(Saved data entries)
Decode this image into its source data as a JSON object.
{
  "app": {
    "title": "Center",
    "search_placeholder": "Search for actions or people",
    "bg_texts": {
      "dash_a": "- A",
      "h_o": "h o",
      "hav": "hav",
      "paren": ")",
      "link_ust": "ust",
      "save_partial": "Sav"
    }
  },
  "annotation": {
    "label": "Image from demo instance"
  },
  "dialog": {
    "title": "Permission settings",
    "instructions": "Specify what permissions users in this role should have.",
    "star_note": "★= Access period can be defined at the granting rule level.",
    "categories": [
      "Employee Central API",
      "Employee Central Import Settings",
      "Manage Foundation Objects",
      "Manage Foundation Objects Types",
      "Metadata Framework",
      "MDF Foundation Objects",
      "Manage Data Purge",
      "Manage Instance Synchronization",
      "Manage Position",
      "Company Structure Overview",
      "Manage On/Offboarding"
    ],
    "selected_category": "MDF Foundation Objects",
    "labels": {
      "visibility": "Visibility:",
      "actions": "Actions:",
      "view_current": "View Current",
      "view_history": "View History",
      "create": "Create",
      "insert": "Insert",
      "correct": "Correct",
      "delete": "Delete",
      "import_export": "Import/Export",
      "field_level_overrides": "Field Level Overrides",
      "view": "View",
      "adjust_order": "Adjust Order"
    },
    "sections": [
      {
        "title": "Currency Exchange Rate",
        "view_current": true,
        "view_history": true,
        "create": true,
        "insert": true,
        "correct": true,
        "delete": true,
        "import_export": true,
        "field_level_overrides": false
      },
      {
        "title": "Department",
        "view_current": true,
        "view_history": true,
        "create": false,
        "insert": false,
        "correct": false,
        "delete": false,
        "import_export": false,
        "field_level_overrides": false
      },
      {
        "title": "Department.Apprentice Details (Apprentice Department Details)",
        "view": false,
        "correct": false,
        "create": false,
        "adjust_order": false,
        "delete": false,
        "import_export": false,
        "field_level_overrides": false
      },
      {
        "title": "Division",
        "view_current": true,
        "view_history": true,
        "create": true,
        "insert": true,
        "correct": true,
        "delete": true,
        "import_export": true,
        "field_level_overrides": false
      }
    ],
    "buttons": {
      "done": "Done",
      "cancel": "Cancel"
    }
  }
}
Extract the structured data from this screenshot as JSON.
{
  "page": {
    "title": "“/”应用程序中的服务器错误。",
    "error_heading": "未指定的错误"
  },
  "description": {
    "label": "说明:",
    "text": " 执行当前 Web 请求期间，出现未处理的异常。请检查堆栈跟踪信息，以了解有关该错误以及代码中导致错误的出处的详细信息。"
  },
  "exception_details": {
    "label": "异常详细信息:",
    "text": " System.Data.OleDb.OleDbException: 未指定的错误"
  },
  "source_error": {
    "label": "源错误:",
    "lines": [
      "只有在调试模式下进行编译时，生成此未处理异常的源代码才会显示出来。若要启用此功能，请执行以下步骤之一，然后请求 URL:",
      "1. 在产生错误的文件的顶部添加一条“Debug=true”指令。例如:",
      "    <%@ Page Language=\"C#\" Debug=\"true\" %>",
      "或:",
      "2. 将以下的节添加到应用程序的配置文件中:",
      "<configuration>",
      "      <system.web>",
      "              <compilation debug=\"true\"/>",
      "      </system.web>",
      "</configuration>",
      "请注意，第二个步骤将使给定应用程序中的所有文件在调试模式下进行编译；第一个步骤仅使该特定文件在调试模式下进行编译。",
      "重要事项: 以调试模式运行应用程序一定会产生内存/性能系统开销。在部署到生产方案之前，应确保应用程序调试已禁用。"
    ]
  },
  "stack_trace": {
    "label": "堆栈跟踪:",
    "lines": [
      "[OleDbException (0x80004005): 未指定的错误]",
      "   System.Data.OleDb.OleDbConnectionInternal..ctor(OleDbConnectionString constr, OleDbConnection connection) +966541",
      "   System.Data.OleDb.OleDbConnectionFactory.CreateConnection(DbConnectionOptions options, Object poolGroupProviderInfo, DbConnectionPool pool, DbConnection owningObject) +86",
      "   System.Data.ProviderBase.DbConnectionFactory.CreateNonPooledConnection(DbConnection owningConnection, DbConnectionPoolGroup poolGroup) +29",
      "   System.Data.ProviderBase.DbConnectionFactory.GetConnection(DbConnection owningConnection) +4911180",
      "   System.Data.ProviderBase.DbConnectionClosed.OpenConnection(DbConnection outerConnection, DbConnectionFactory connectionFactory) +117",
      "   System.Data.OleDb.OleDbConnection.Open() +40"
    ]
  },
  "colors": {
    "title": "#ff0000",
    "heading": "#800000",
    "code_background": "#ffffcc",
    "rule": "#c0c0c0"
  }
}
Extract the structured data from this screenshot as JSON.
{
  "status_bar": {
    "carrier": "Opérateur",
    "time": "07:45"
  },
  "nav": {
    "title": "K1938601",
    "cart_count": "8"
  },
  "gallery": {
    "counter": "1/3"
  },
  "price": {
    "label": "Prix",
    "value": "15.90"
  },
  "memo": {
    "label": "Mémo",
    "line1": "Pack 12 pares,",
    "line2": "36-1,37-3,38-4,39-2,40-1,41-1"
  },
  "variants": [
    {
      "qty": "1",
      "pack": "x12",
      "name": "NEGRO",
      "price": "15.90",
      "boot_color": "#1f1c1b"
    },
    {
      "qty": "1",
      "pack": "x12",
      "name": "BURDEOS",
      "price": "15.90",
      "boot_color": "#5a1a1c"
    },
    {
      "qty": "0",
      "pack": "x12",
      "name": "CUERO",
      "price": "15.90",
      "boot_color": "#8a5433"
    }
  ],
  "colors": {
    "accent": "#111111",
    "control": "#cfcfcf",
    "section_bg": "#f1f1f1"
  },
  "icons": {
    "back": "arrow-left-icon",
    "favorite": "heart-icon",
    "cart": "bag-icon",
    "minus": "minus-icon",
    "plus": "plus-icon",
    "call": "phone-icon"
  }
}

YOUR GOAL: Could you reproduce every record above exactly as it appears?

TASK OUTPUT:
Decode this image into its source data as a JSON object.
{
  "app": {
    "title": "Center",
    "search_placeholder": "Search for actions or people",
    "bg_texts": {
      "dash_a": "- A",
      "h_o": "h o",
      "hav": "hav",
      "paren": ")",
      "link_ust": "ust",
      "save_partial": "Sav"
    }
  },
  "annotation": {
    "label": "Image from demo instance"
  },
  "dialog": {
    "title": "Permission settings",
    "instructions": "Specify what permissions users in this role should have.",
    "star_note": "★= Access period can be defined at the granting rule level.",
    "categories": [
      "Employee Central API",
      "Employee Central Import Settings",
      "Manage Foundation Objects",
      "Manage Foundation Objects Types",
      "Metadata Framework",
      "MDF Foundation Objects",
      "Manage Data Purge",
      "Manage Instance Synchronization",
      "Manage Position",
      "Company Structure Overview",
      "Manage On/Offboarding"
    ],
    "selected_category": "MDF Foundation Objects",
    "labels": {
      "visibility": "Visibility:",
      "actions": "Actions:",
      "view_current": "View Current",
      "view_history": "View History",
      "create": "Create",
      "insert": "Insert",
      "correct": "Correct",
      "delete": "Delete",
      "import_export": "Import/Export",
      "field_level_overrides": "Field Level Overrides",
      "view": "View",
      "adjust_order": "Adjust Order"
    },
    "sections": [
      {
        "title": "Currency Exchange Rate",
        "view_current": true,
        "view_history": true,
        "create": true,
        "insert": true,
        "correct": true,
        "delete": true,
        "import_export": true,
        "field_level_overrides": false
      },
      {
        "title": "Department",
        "view_current": true,
        "view_history": true,
        "create": false,
        "insert": false,
        "correct": false,
        "delete": false,
        "import_export": false,
        "field_level_overrides": false
      },
      {
        "title": "Department.Apprentice Details (Apprentice Department Details)",
        "view": false,
        "correct": false,
        "create": false,
        "adjust_order": false,
        "delete": false,
        "import_export": false,
        "field_level_overrides": false
      },
      {
        "title": "Division",
        "view_current": true,
        "view_history": true,
        "create": true,
        "insert": true,
        "correct": true,
        "delete": true,
        "import_export": true,
        "field_level_overrides": false
      }
    ],
    "buttons": {
      "done": "Done",
      "cancel": "Cancel"
    }
  }
}
Extract the structured data from this screenshot as JSON.
{
  "page": {
    "title": "“/”应用程序中的服务器错误。",
    "error_heading": "未指定的错误"
  },
  "description": {
    "label": "说明:",
    "text": " 执行当前 Web 请求期间，出现未处理的异常。请检查堆栈跟踪信息，以了解有关该错误以及代码中导致错误的出处的详细信息。"
  },
  "exception_details": {
    "label": "异常详细信息:",
    "text": " System.Data.OleDb.OleDbException: 未指定的错误"
  },
  "source_error": {
    "label": "源错误:",
    "lines": [
      "只有在调试模式下进行编译时，生成此未处理异常的源代码才会显示出来。若要启用此功能，请执行以下步骤之一，然后请求 URL:",
      "1. 在产生错误的文件的顶部添加一条“Debug=true”指令。例如:",
      "    <%@ Page Language=\"C#\" Debug=\"true\" %>",
      "或:",
      "2. 将以下的节添加到应用程序的配置文件中:",
      "<configuration>",
      "      <system.web>",
      "              <compilation debug=\"true\"/>",
      "      </system.web>",
      "</configuration>",
      "请注意，第二个步骤将使给定应用程序中的所有文件在调试模式下进行编译；第一个步骤仅使该特定文件在调试模式下进行编译。",
      "重要事项: 以调试模式运行应用程序一定会产生内存/性能系统开销。在部署到生产方案之前，应确保应用程序调试已禁用。"
    ]
  },
  "stack_trace": {
    "label": "堆栈跟踪:",
    "lines": [
      "[OleDbException (0x80004005): 未指定的错误]",
      "   System.Data.OleDb.OleDbConnectionInternal..ctor(OleDbConnectionString constr, OleDbConnection connection) +966541",
      "   System.Data.OleDb.OleDbConnectionFactory.CreateConnection(DbConnectionOptions options, Object poolGroupProviderInfo, DbConnectionPool pool, DbConnection owningObject) +86",
      "   System.Data.ProviderBase.DbConnectionFactory.CreateNonPooledConnection(DbConnection owningConnection, DbConnectionPoolGroup poolGroup) +29",
      "   System.Data.ProviderBase.DbConnectionFactory.GetConnection(DbConnection owningConnection) +4911180",
      "   System.Data.ProviderBase.DbConnectionClosed.OpenConnection(DbConnection outerConnection, DbConnectionFactory connectionFactory) +117",
      "   System.Data.OleDb.OleDbConnection.Open() +40"
    ]
  },
  "colors": {
    "title": "#ff0000",
    "heading": "#800000",
    "code_background": "#ffffcc",
    "rule": "#c0c0c0"
  }
}
Extract the structured data from this screenshot as JSON.
{
  "status_bar": {
    "carrier": "Opérateur",
    "time": "07:45"
  },
  "nav": {
    "title": "K1938601",
    "cart_count": "8"
  },
  "gallery": {
    "counter": "1/3"
  },
  "price": {
    "label": "Prix",
    "value": "15.90"
  },
  "memo": {
    "label": "Mémo",
    "line1": "Pack 12 pares,",
    "line2": "36-1,37-3,38-4,39-2,40-1,41-1"
  },
  "variants": [
    {
      "qty": "1",
      "pack": "x12",
      "name": "NEGRO",
      "price": "15.90",
      "boot_color": "#1f1c1b"
    },
    {
      "qty": "1",
      "pack": "x12",
      "name": "BURDEOS",
      "price": "15.90",
      "boot_color": "#5a1a1c"
    },
    {
      "qty": "0",
      "pack": "x12",
      "name": "CUERO",
      "price": "15.90",
      "boot_color": "#8a5433"
    }
  ],
  "colors": {
    "accent": "#111111",
    "control": "#cfcfcf",
    "section_bg": "#f1f1f1"
  },
  "icons": {
    "back": "arrow-left-icon",
    "favorite": "heart-icon",
    "cart": "bag-icon",
    "minus": "minus-icon",
    "plus": "plus-icon",
    "call": "phone-icon"
  }
}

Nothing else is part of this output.